__Problem description__
Whenever a line contains the string "fria", copy it out of the entries.
## Start Record set
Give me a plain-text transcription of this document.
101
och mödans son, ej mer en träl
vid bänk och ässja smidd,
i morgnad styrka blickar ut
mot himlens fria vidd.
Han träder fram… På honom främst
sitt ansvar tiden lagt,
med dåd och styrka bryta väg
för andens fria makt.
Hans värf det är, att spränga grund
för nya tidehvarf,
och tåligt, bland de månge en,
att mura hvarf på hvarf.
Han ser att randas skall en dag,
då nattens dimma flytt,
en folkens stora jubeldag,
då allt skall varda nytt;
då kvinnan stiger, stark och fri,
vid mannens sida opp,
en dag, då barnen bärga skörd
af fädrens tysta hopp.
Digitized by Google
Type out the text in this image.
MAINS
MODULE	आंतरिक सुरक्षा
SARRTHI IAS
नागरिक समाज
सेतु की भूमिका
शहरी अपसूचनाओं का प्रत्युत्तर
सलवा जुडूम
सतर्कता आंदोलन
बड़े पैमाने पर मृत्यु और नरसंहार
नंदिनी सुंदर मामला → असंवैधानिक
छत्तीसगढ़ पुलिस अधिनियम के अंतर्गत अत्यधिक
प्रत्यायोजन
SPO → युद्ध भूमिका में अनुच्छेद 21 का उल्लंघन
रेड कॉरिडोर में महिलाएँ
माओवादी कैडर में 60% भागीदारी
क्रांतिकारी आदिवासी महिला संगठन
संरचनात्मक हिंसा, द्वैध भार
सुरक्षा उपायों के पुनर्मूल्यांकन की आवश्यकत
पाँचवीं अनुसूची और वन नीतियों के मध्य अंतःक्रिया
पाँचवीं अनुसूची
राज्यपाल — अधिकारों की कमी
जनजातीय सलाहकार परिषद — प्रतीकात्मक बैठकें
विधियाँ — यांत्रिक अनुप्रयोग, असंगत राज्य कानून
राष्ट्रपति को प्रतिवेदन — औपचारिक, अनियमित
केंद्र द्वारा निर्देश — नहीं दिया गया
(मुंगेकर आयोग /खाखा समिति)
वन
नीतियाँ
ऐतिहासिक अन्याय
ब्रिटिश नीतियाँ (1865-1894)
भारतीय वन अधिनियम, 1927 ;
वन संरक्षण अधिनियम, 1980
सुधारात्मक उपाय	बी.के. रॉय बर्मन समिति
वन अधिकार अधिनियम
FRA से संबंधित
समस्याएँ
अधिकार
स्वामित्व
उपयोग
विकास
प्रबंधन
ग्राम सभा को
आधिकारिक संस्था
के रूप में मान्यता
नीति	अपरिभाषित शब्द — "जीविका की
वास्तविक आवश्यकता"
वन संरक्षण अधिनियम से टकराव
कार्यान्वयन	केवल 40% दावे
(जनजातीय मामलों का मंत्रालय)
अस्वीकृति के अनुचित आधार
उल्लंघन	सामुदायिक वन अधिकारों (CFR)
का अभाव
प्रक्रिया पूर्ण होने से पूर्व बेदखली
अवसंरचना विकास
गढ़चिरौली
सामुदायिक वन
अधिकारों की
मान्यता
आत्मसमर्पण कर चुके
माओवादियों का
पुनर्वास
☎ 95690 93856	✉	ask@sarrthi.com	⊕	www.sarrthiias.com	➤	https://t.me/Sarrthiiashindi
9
## End Record set
__Task solution__
mot himlens fria vidd.
för andens fria makt.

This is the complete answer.